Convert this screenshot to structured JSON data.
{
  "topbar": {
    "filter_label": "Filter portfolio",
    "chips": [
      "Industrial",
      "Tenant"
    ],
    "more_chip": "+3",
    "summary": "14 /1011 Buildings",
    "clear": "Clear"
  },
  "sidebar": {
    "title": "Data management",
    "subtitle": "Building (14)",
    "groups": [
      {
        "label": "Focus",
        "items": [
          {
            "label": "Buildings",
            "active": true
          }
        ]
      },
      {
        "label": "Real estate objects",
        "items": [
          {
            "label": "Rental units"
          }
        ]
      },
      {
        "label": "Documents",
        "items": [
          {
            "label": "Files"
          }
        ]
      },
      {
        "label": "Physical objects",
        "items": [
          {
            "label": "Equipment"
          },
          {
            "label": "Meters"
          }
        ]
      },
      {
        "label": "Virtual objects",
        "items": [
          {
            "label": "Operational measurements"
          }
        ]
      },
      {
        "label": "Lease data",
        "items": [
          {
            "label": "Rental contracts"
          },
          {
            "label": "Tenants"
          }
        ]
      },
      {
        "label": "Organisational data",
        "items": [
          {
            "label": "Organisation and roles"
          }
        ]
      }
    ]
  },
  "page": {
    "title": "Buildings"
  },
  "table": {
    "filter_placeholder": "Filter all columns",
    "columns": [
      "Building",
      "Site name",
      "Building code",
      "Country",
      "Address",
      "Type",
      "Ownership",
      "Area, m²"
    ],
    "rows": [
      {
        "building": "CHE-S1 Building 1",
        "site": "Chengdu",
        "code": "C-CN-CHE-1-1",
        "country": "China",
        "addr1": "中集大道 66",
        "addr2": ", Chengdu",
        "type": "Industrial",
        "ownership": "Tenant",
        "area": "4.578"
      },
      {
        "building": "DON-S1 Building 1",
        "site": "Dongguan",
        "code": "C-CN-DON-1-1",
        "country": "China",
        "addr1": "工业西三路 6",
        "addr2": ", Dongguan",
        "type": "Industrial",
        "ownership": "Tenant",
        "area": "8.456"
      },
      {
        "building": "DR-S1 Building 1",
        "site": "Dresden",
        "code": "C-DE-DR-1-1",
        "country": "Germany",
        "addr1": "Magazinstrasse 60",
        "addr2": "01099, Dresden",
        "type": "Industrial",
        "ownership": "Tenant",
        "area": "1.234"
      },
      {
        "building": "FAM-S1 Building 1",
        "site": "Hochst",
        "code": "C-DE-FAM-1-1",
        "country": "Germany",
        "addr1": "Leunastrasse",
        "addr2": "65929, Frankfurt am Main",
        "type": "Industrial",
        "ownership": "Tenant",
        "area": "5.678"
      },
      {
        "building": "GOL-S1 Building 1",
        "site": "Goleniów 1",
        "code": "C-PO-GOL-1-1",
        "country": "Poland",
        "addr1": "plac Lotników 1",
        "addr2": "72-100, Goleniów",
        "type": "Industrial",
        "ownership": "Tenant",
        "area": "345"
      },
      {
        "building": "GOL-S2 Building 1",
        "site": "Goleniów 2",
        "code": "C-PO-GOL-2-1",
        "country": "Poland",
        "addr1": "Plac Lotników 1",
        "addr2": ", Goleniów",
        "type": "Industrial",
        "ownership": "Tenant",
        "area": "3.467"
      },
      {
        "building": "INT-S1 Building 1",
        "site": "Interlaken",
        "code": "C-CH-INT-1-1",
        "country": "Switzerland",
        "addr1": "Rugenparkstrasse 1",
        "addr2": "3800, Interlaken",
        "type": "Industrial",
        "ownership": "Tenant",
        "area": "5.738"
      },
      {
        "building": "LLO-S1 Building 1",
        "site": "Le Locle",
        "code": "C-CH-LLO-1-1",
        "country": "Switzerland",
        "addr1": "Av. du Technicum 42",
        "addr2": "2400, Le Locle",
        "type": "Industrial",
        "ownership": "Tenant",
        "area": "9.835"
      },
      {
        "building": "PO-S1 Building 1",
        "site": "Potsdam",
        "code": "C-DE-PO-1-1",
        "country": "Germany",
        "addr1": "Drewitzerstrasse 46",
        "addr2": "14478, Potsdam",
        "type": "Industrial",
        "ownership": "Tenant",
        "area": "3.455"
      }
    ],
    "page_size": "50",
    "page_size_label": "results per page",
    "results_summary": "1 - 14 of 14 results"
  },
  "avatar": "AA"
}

════════

§ **What is needed**:
Make an exact copy of the listing, including every line.

§ **The answer**:
Convert this screenshot to structured JSON data.
{
  "topbar": {
    "filter_label": "Filter portfolio",
    "chips": [
      "Industrial",
      "Tenant"
    ],
    "more_chip": "+3",
    "summary": "14 /1011 Buildings",
    "clear": "Clear"
  },
  "sidebar": {
    "title": "Data management",
    "subtitle": "Building (14)",
    "groups": [
      {
        "label": "Focus",
        "items": [
          {
            "label": "Buildings",
            "active": true
          }
        ]
      },
      {
        "label": "Real estate objects",
        "items": [
          {
            "label": "Rental units"
          }
        ]
      },
      {
        "label": "Documents",
        "items": [
          {
            "label": "Files"
          }
        ]
      },
      {
        "label": "Physical objects",
        "items": [
          {
            "label": "Equipment"
          },
          {
            "label": "Meters"
          }
        ]
      },
      {
        "label": "Virtual objects",
        "items": [
          {
            "label": "Operational measurements"
          }
        ]
      },
      {
        "label": "Lease data",
        "items": [
          {
            "label": "Rental contracts"
          },
          {
            "label": "Tenants"
          }
        ]
      },
      {
        "label": "Organisational data",
        "items": [
          {
            "label": "Organisation and roles"
          }
        ]
      }
    ]
  },
  "page": {
    "title": "Buildings"
  },
  "table": {
    "filter_placeholder": "Filter all columns",
    "columns": [
      "Building",
      "Site name",
      "Building code",
      "Country",
      "Address",
      "Type",
      "Ownership",
      "Area, m²"
    ],
    "rows": [
      {
        "building": "CHE-S1 Building 1",
        "site": "Chengdu",
        "code": "C-CN-CHE-1-1",
        "country": "China",
        "addr1": "中集大道 66",
        "addr2": ", Chengdu",
        "type": "Industrial",
        "ownership": "Tenant",
        "area": "4.578"
      },
      {
        "building": "DON-S1 Building 1",
        "site": "Dongguan",
        "code": "C-CN-DON-1-1",
        "country": "China",
        "addr1": "工业西三路 6",
        "addr2": ", Dongguan",
        "type": "Industrial",
        "ownership": "Tenant",
        "area": "8.456"
      },
      {
        "building": "DR-S1 Building 1",
        "site": "Dresden",
        "code": "C-DE-DR-1-1",
        "country": "Germany",
        "addr1": "Magazinstrasse 60",
        "addr2": "01099, Dresden",
        "type": "Industrial",
        "ownership": "Tenant",
        "area": "1.234"
      },
      {
        "building": "FAM-S1 Building 1",
        "site": "Hochst",
        "code": "C-DE-FAM-1-1",
        "country": "Germany",
        "addr1": "Leunastrasse",
        "addr2": "65929, Frankfurt am Main",
        "type": "Industrial",
        "ownership": "Tenant",
        "area": "5.678"
      },
      {
        "building": "GOL-S1 Building 1",
        "site": "Goleniów 1",
        "code": "C-PO-GOL-1-1",
        "country": "Poland",
        "addr1": "plac Lotników 1",
        "addr2": "72-100, Goleniów",
        "type": "Industrial",
        "ownership": "Tenant",
        "area": "345"
      },
      {
        "building": "GOL-S2 Building 1",
        "site": "Goleniów 2",
        "code": "C-PO-GOL-2-1",
        "country": "Poland",
        "addr1": "Plac Lotników 1",
        "addr2": ", Goleniów",
        "type": "Industrial",
        "ownership": "Tenant",
        "area": "3.467"
      },
      {
        "building": "INT-S1 Building 1",
        "site": "Interlaken",
        "code": "C-CH-INT-1-1",
        "country": "Switzerland",
        "addr1": "Rugenparkstrasse 1",
        "addr2": "3800, Interlaken",
        "type": "Industrial",
        "ownership": "Tenant",
        "area": "5.738"
      },
      {
        "building": "LLO-S1 Building 1",
        "site": "Le Locle",
        "code": "C-CH-LLO-1-1",
        "country": "Switzerland",
        "addr1": "Av. du Technicum 42",
        "addr2": "2400, Le Locle",
        "type": "Industrial",
        "ownership": "Tenant",
        "area": "9.835"
      },
      {
        "building": "PO-S1 Building 1",
        "site": "Potsdam",
        "code": "C-DE-PO-1-1",
        "country": "Germany",
        "addr1": "Drewitzerstrasse 46",
        "addr2": "14478, Potsdam",
        "type": "Industrial",
        "ownership": "Tenant",
        "area": "3.455"
      }
    ],
    "page_size": "50",
    "page_size_label": "results per page",
    "results_summary": "1 - 14 of 14 results"
  },
  "avatar": "AA"
}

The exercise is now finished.